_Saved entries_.
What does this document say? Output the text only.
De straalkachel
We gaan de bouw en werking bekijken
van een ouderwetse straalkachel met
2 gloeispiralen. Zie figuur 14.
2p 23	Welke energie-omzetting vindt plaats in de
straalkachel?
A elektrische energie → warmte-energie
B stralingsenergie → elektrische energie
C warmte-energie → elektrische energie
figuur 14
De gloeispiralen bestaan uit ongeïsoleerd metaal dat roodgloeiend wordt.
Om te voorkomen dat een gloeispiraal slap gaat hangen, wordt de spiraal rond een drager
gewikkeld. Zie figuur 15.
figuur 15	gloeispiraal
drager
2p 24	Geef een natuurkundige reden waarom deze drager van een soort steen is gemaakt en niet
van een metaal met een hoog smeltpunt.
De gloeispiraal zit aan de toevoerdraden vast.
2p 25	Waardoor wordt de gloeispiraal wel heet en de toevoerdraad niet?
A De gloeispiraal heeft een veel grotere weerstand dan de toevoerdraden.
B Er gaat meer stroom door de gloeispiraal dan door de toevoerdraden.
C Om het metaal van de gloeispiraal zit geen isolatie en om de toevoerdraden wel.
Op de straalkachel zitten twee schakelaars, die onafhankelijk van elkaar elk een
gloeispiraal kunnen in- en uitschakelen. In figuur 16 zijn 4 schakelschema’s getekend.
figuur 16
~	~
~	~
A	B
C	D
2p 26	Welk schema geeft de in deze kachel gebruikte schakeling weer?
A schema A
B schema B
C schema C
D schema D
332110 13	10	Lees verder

_What is required_. Copy out all of the data exactly, leaving nothing out.

_Correct result_.
What does this document say? Output the text only.
De straalkachel
We gaan de bouw en werking bekijken
van een ouderwetse straalkachel met
2 gloeispiralen. Zie figuur 14.
2p 23	Welke energie-omzetting vindt plaats in de
straalkachel?
A elektrische energie → warmte-energie
B stralingsenergie → elektrische energie
C warmte-energie → elektrische energie
figuur 14
De gloeispiralen bestaan uit ongeïsoleerd metaal dat roodgloeiend wordt.
Om te voorkomen dat een gloeispiraal slap gaat hangen, wordt de spiraal rond een drager
gewikkeld. Zie figuur 15.
figuur 15	gloeispiraal
drager
2p 24	Geef een natuurkundige reden waarom deze drager van een soort steen is gemaakt en niet
van een metaal met een hoog smeltpunt.
De gloeispiraal zit aan de toevoerdraden vast.
2p 25	Waardoor wordt de gloeispiraal wel heet en de toevoerdraad niet?
A De gloeispiraal heeft een veel grotere weerstand dan de toevoerdraden.
B Er gaat meer stroom door de gloeispiraal dan door de toevoerdraden.
C Om het metaal van de gloeispiraal zit geen isolatie en om de toevoerdraden wel.
Op de straalkachel zitten twee schakelaars, die onafhankelijk van elkaar elk een
gloeispiraal kunnen in- en uitschakelen. In figuur 16 zijn 4 schakelschema’s getekend.
figuur 16
~	~
~	~
A	B
C	D
2p 26	Welk schema geeft de in deze kachel gebruikte schakeling weer?
A schema A
B schema B
C schema C
D schema D
332110 13	10	Lees verder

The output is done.